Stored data
%%

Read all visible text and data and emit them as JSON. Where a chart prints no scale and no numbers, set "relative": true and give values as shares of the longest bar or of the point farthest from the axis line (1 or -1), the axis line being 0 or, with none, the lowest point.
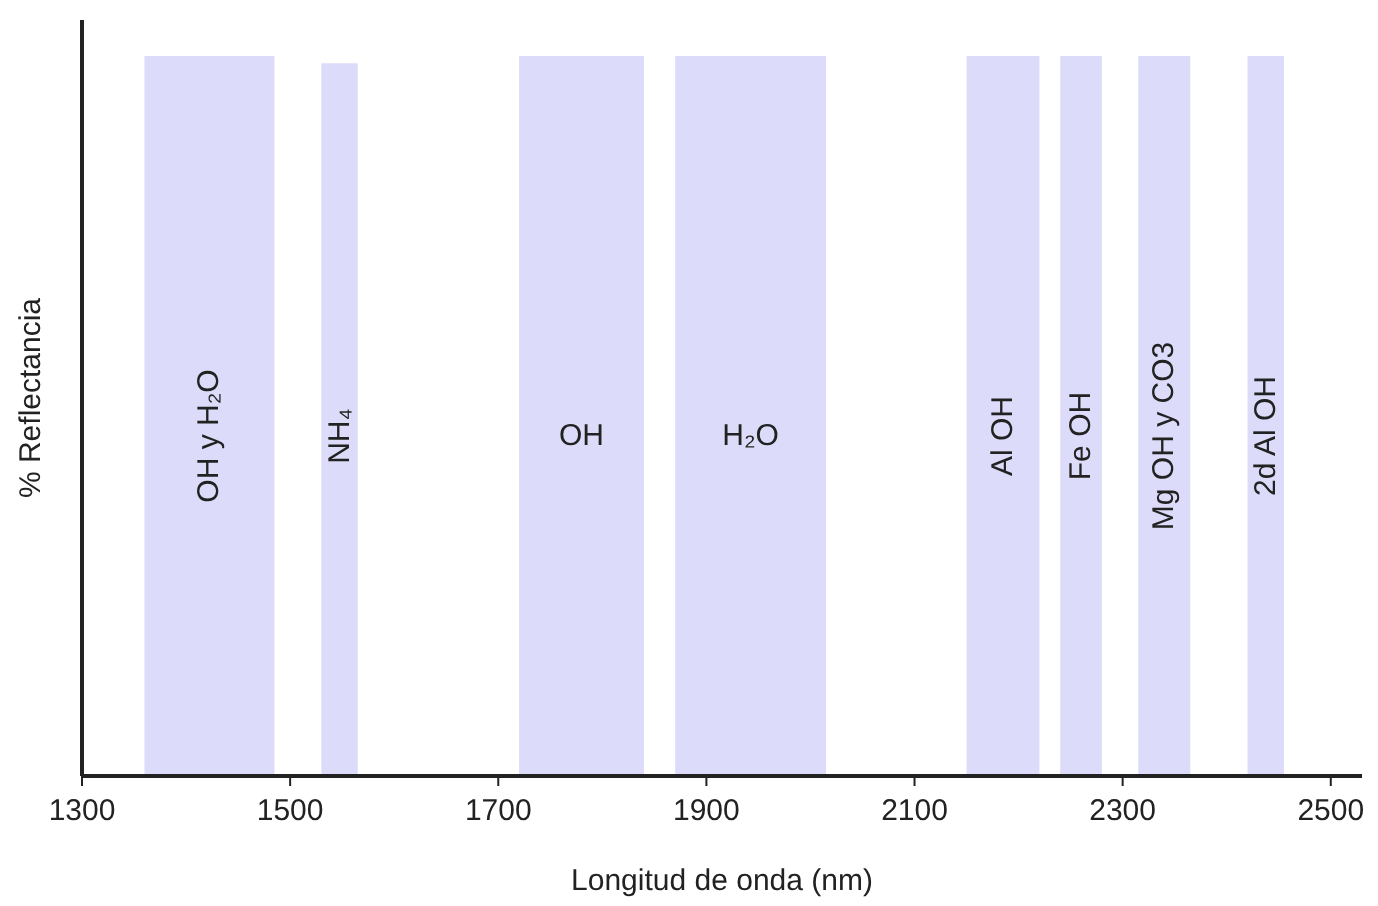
{
  "chart_data": {
    "type": "area",
    "relative": true,
    "xlabel": "Longitud de onda (nm)",
    "ylabel": "% Reflectancia",
    "xlim": [
      1300,
      2530
    ],
    "xticks": [
      1300,
      1500,
      1700,
      1900,
      2100,
      2300,
      2500
    ],
    "tick_labels": "x",
    "grid": false,
    "series": [
      {
        "color": "#dcdcfa",
        "x": [
          1300,
          1360,
          1360,
          1485,
          1485,
          1530,
          1530,
          1565,
          1565,
          1720,
          1720,
          1840,
          1840,
          1870,
          1870,
          2015,
          2015,
          2150,
          2150,
          2220,
          2220,
          2240,
          2240,
          2280,
          2280,
          2315,
          2315,
          2365,
          2365,
          2420,
          2420,
          2455,
          2455,
          2530
        ],
        "values": [
          0,
          0,
          1,
          1,
          0,
          0,
          0.99,
          0.99,
          0,
          0,
          1,
          1,
          0,
          0,
          1,
          1,
          0,
          0,
          1,
          1,
          0,
          0,
          1,
          1,
          0,
          0,
          1,
          1,
          0,
          0,
          1,
          1,
          0,
          0
        ]
      }
    ],
    "annotations": [
      "OH y H₂O",
      "NH₄",
      "OH",
      "H₂O",
      "Al OH",
      "Fe OH",
      "Mg OH y CO3",
      "2d Al OH"
    ]
  }
}
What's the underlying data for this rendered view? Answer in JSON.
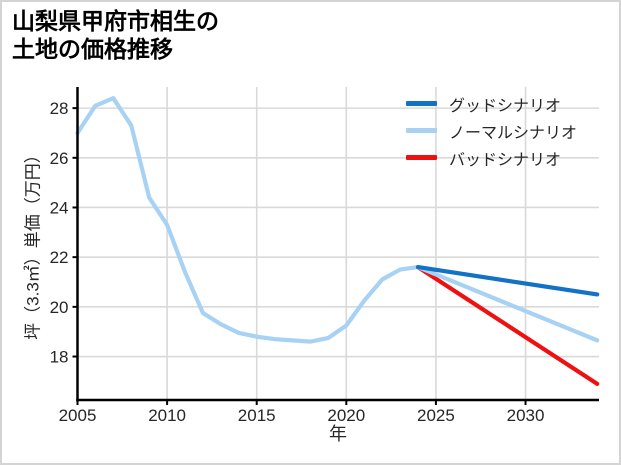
{
  "title": {
    "line1": "山梨県甲府市相生の",
    "line2": "土地の価格推移"
  },
  "axes": {
    "xlabel": "年",
    "ylabel": "坪（3.3㎡）単価（万円）"
  },
  "legend": {
    "items": [
      {
        "label": "グッドシナリオ",
        "color": "#1272c6"
      },
      {
        "label": "ノーマルシナリオ",
        "color": "#a8d2f4"
      },
      {
        "label": "バッドシナリオ",
        "color": "#ee1111"
      }
    ]
  },
  "colors": {
    "background": "#ffffff",
    "frame_border": "#d4d4d4",
    "grid": "#d9d9d9",
    "axis": "#000000",
    "tick_text": "#262626",
    "good": "#1272c6",
    "normal": "#a8d2f4",
    "bad": "#ee1111"
  },
  "chart_data": {
    "type": "line",
    "title": "山梨県甲府市相生の土地の価格推移",
    "xlabel": "年",
    "ylabel": "坪（3.3㎡）単価（万円）",
    "xlim": [
      2005,
      2034.1
    ],
    "ylim": [
      16.25,
      28.85
    ],
    "x_ticks": [
      2005,
      2010,
      2015,
      2020,
      2025,
      2030
    ],
    "y_ticks": [
      18,
      20,
      22,
      24,
      26,
      28
    ],
    "grid": true,
    "legend_position": "upper right",
    "series": [
      {
        "name": "history",
        "in_legend": false,
        "color": "#a8d2f4",
        "x": [
          2005,
          2006,
          2007,
          2008,
          2009,
          2010,
          2011,
          2012,
          2013,
          2014,
          2015,
          2016,
          2017,
          2018,
          2019,
          2020,
          2021,
          2022,
          2023,
          2024
        ],
        "y": [
          27.0,
          28.1,
          28.4,
          27.3,
          24.4,
          23.3,
          21.4,
          19.75,
          19.3,
          18.95,
          18.8,
          18.7,
          18.65,
          18.6,
          18.75,
          19.25,
          20.25,
          21.1,
          21.5,
          21.6
        ]
      },
      {
        "name": "バッドシナリオ",
        "in_legend": true,
        "color": "#ee1111",
        "x": [
          2024,
          2034
        ],
        "y": [
          21.6,
          16.9
        ]
      },
      {
        "name": "ノーマルシナリオ",
        "in_legend": true,
        "color": "#a8d2f4",
        "x": [
          2024,
          2034
        ],
        "y": [
          21.6,
          18.65
        ]
      },
      {
        "name": "グッドシナリオ",
        "in_legend": true,
        "color": "#1272c6",
        "x": [
          2024,
          2034
        ],
        "y": [
          21.6,
          20.5
        ]
      }
    ]
  }
}
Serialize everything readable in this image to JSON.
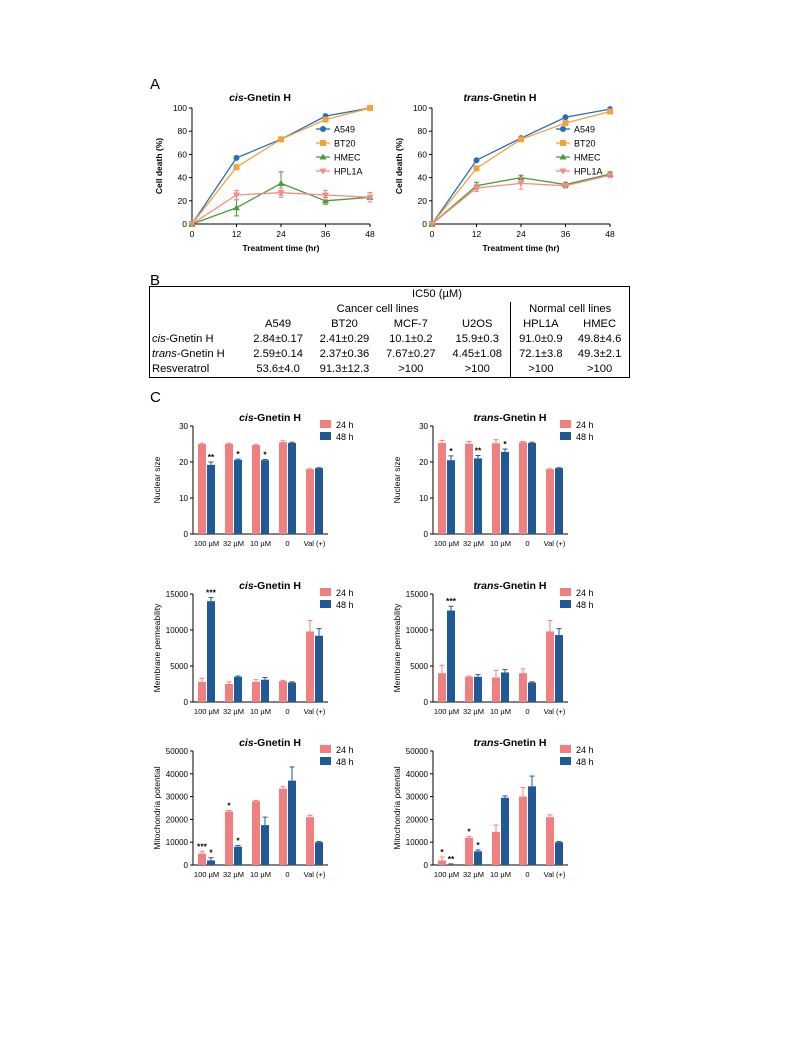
{
  "panel_labels": {
    "a": "A",
    "b": "B",
    "c": "C"
  },
  "panel_a": {
    "x_ticks": [
      "0",
      "12",
      "24",
      "36",
      "48"
    ],
    "y_ticks": [
      "0",
      "20",
      "40",
      "60",
      "80",
      "100"
    ],
    "xlabel": "Treatment time (hr)",
    "ylabel": "Cell death (%)",
    "legend": [
      "A549",
      "BT20",
      "HMEC",
      "HPL1A"
    ],
    "colors": {
      "A549": "#2a6fb5",
      "BT20": "#f4a23c",
      "HMEC": "#4c9a3a",
      "HPL1A": "#f58a8a"
    }
  },
  "table_b": {
    "header": "IC50 (µM)",
    "group_cancer": "Cancer cell lines",
    "group_normal": "Normal cell lines",
    "columns": [
      "A549",
      "BT20",
      "MCF-7",
      "U2OS",
      "HPL1A",
      "HMEC"
    ],
    "rows": [
      {
        "label_italic": "cis",
        "label_rest": "-Gnetin H",
        "values": [
          "2.84±0.17",
          "2.41±0.29",
          "10.1±0.2",
          "15.9±0.3",
          "91.0±0.9",
          "49.8±4.6"
        ]
      },
      {
        "label_italic": "trans",
        "label_rest": "-Gnetin H",
        "values": [
          "2.59±0.14",
          "2.37±0.36",
          "7.67±0.27",
          "4.45±1.08",
          "72.1±3.8",
          "49.3±2.1"
        ]
      },
      {
        "label_italic": "",
        "label_rest": "Resveratrol",
        "values": [
          "53.6±4.0",
          "91.3±12.3",
          ">100",
          ">100",
          ">100",
          ">100"
        ]
      }
    ]
  },
  "panel_c": {
    "categories": [
      "100 µM",
      "32 µM",
      "10 µM",
      "0",
      "Val (+)"
    ],
    "legend": [
      "24 h",
      "48 h"
    ],
    "colors": {
      "24 h": "#f08080",
      "48 h": "#1f5a96"
    }
  },
  "chart_data": [
    {
      "type": "line",
      "title_italic": "cis",
      "title_rest": "-Gnetin H",
      "xlabel": "Treatment time (hr)",
      "ylabel": "Cell death (%)",
      "x": [
        0,
        12,
        24,
        36,
        48
      ],
      "xlim": [
        0,
        48
      ],
      "ylim": [
        0,
        100
      ],
      "series": [
        {
          "name": "A549",
          "values": [
            0,
            57,
            73,
            93,
            100
          ],
          "errors": [
            0,
            1,
            1,
            1,
            0
          ],
          "marker": "circle",
          "color": "#2a6fb5"
        },
        {
          "name": "BT20",
          "values": [
            0,
            49,
            73,
            90,
            100
          ],
          "errors": [
            0,
            1,
            1,
            1,
            0
          ],
          "marker": "square",
          "color": "#f4a23c"
        },
        {
          "name": "HMEC",
          "values": [
            0,
            14,
            35,
            20,
            23
          ],
          "errors": [
            0,
            7,
            10,
            3,
            4
          ],
          "marker": "triangle",
          "color": "#4c9a3a"
        },
        {
          "name": "HPL1A",
          "values": [
            0,
            25,
            27,
            25,
            23
          ],
          "errors": [
            0,
            4,
            4,
            4,
            4
          ],
          "marker": "triangle-down",
          "color": "#f58a8a"
        }
      ]
    },
    {
      "type": "line",
      "title_italic": "trans",
      "title_rest": "-Gnetin H",
      "xlabel": "Treatment time (hr)",
      "ylabel": "Cell death (%)",
      "x": [
        0,
        12,
        24,
        36,
        48
      ],
      "xlim": [
        0,
        48
      ],
      "ylim": [
        0,
        100
      ],
      "series": [
        {
          "name": "A549",
          "values": [
            0,
            55,
            74,
            92,
            99
          ],
          "errors": [
            0,
            1,
            1,
            1,
            1
          ],
          "marker": "circle",
          "color": "#2a6fb5"
        },
        {
          "name": "BT20",
          "values": [
            0,
            48,
            73,
            87,
            97
          ],
          "errors": [
            0,
            1,
            1,
            1,
            1
          ],
          "marker": "square",
          "color": "#f4a23c"
        },
        {
          "name": "HMEC",
          "values": [
            0,
            33,
            40,
            34,
            43
          ],
          "errors": [
            0,
            3,
            2,
            2,
            2
          ],
          "marker": "triangle",
          "color": "#4c9a3a"
        },
        {
          "name": "HPL1A",
          "values": [
            0,
            31,
            35,
            33,
            42
          ],
          "errors": [
            0,
            3,
            5,
            2,
            2
          ],
          "marker": "triangle-down",
          "color": "#f58a8a"
        }
      ]
    },
    {
      "type": "bar",
      "title_italic": "cis",
      "title_rest": "-Gnetin H",
      "ylabel": "Nuclear size",
      "categories": [
        "100 µM",
        "32 µM",
        "10 µM",
        "0",
        "Val (+)"
      ],
      "ylim": [
        0,
        30
      ],
      "yticks": [
        0,
        10,
        20,
        30
      ],
      "series": [
        {
          "name": "24 h",
          "values": [
            25,
            25,
            24.7,
            25.5,
            18
          ],
          "errors": [
            0.2,
            0.2,
            0.2,
            0.4,
            0.1
          ],
          "stars": [
            "",
            "",
            "",
            "",
            ""
          ]
        },
        {
          "name": "48 h",
          "values": [
            19.2,
            20.6,
            20.5,
            25.3,
            18.3
          ],
          "errors": [
            0.8,
            0.2,
            0.2,
            0.2,
            0.1
          ],
          "stars": [
            "**",
            "*",
            "*",
            "",
            ""
          ]
        }
      ]
    },
    {
      "type": "bar",
      "title_italic": "trans",
      "title_rest": "-Gnetin H",
      "ylabel": "Nuclear size",
      "categories": [
        "100 µM",
        "32 µM",
        "10 µM",
        "0",
        "Val (+)"
      ],
      "ylim": [
        0,
        30
      ],
      "yticks": [
        0,
        10,
        20,
        30
      ],
      "series": [
        {
          "name": "24 h",
          "values": [
            25.3,
            25.1,
            25.2,
            25.5,
            18
          ],
          "errors": [
            0.7,
            0.6,
            1.0,
            0.2,
            0.1
          ],
          "stars": [
            "",
            "",
            "",
            "",
            ""
          ]
        },
        {
          "name": "48 h",
          "values": [
            20.5,
            21,
            22.8,
            25.3,
            18.3
          ],
          "errors": [
            1.2,
            0.8,
            0.8,
            0.2,
            0.1
          ],
          "stars": [
            "*",
            "**",
            "*",
            "",
            ""
          ]
        }
      ]
    },
    {
      "type": "bar",
      "title_italic": "cis",
      "title_rest": "-Gnetin H",
      "ylabel": "Membrane permeability",
      "categories": [
        "100 µM",
        "32 µM",
        "10 µM",
        "0",
        "Val (+)"
      ],
      "ylim": [
        0,
        15000
      ],
      "yticks": [
        0,
        5000,
        10000,
        15000
      ],
      "series": [
        {
          "name": "24 h",
          "values": [
            2800,
            2500,
            2800,
            2900,
            9800
          ],
          "errors": [
            500,
            300,
            300,
            100,
            1500
          ],
          "stars": [
            "",
            "",
            "",
            "",
            ""
          ]
        },
        {
          "name": "48 h",
          "values": [
            14000,
            3500,
            3100,
            2700,
            9200
          ],
          "errors": [
            500,
            100,
            300,
            100,
            1000
          ],
          "stars": [
            "***",
            "",
            "",
            "",
            ""
          ]
        }
      ]
    },
    {
      "type": "bar",
      "title_italic": "trans",
      "title_rest": "-Gnetin H",
      "ylabel": "Membrane permeability",
      "categories": [
        "100 µM",
        "32 µM",
        "10 µM",
        "0",
        "Val (+)"
      ],
      "ylim": [
        0,
        15000
      ],
      "yticks": [
        0,
        5000,
        10000,
        15000
      ],
      "series": [
        {
          "name": "24 h",
          "values": [
            4000,
            3500,
            3400,
            4000,
            9800
          ],
          "errors": [
            1100,
            100,
            1000,
            600,
            1500
          ],
          "stars": [
            "",
            "",
            "",
            "",
            ""
          ]
        },
        {
          "name": "48 h",
          "values": [
            12700,
            3500,
            4100,
            2700,
            9300
          ],
          "errors": [
            600,
            300,
            400,
            100,
            900
          ],
          "stars": [
            "***",
            "",
            "",
            "",
            ""
          ]
        }
      ]
    },
    {
      "type": "bar",
      "title_italic": "cis",
      "title_rest": "-Gnetin H",
      "ylabel": "Mitochondria potential",
      "categories": [
        "100 µM",
        "32 µM",
        "10 µM",
        "0",
        "Val (+)"
      ],
      "ylim": [
        0,
        50000
      ],
      "yticks": [
        0,
        10000,
        20000,
        30000,
        40000,
        50000
      ],
      "series": [
        {
          "name": "24 h",
          "values": [
            5000,
            23500,
            28000,
            33500,
            21000
          ],
          "errors": [
            1000,
            400,
            300,
            1000,
            800
          ],
          "stars": [
            "***",
            "*",
            "",
            "",
            ""
          ]
        },
        {
          "name": "48 h",
          "values": [
            2000,
            8000,
            17500,
            37000,
            10000
          ],
          "errors": [
            1200,
            500,
            3500,
            6000,
            300
          ],
          "stars": [
            "*",
            "*",
            "",
            "",
            ""
          ]
        }
      ]
    },
    {
      "type": "bar",
      "title_italic": "trans",
      "title_rest": "-Gnetin H",
      "ylabel": "Mitochondria potential",
      "categories": [
        "100 µM",
        "32 µM",
        "10 µM",
        "0",
        "Val (+)"
      ],
      "ylim": [
        0,
        50000
      ],
      "yticks": [
        0,
        10000,
        20000,
        30000,
        40000,
        50000
      ],
      "series": [
        {
          "name": "24 h",
          "values": [
            2000,
            12000,
            14500,
            30000,
            21000
          ],
          "errors": [
            1500,
            600,
            3000,
            4000,
            1000
          ],
          "stars": [
            "*",
            "*",
            "",
            "",
            ""
          ]
        },
        {
          "name": "48 h",
          "values": [
            300,
            6000,
            29500,
            34500,
            10000
          ],
          "errors": [
            200,
            600,
            800,
            4500,
            300
          ],
          "stars": [
            "**",
            "*",
            "",
            "",
            ""
          ]
        }
      ]
    }
  ]
}
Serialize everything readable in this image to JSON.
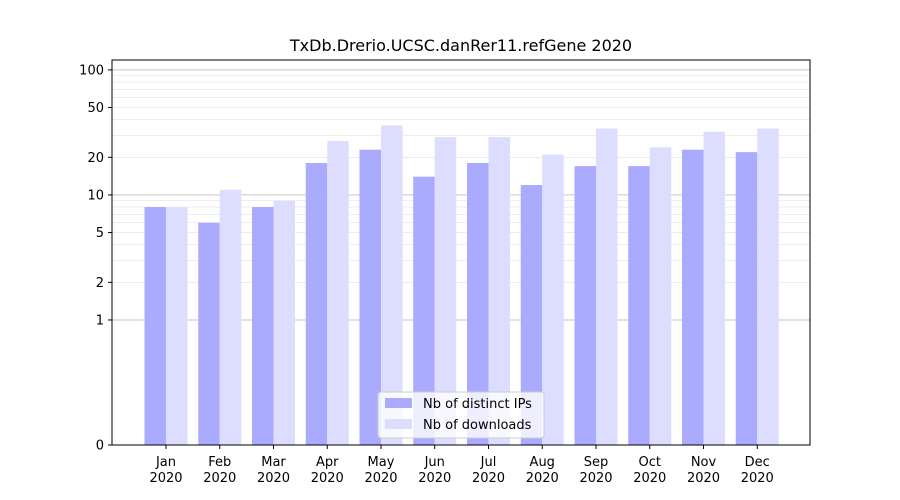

%%

Work to complete:
Show each line holding the word "JSON".

Expected answer:
Read all visible text and data and emit them as JSON. Where a chart prints no scale and no numbers, set "relative": true and give values as shares of the longest bar or of the point farthest from the axis line (1 or -1), the axis line being 0 or, with none, the lowest point.
What's the underlying data for this rendered view? Answer in JSON.
Serialize everything readable in this image to JSON.
Serialize everything readable in this image to JSON.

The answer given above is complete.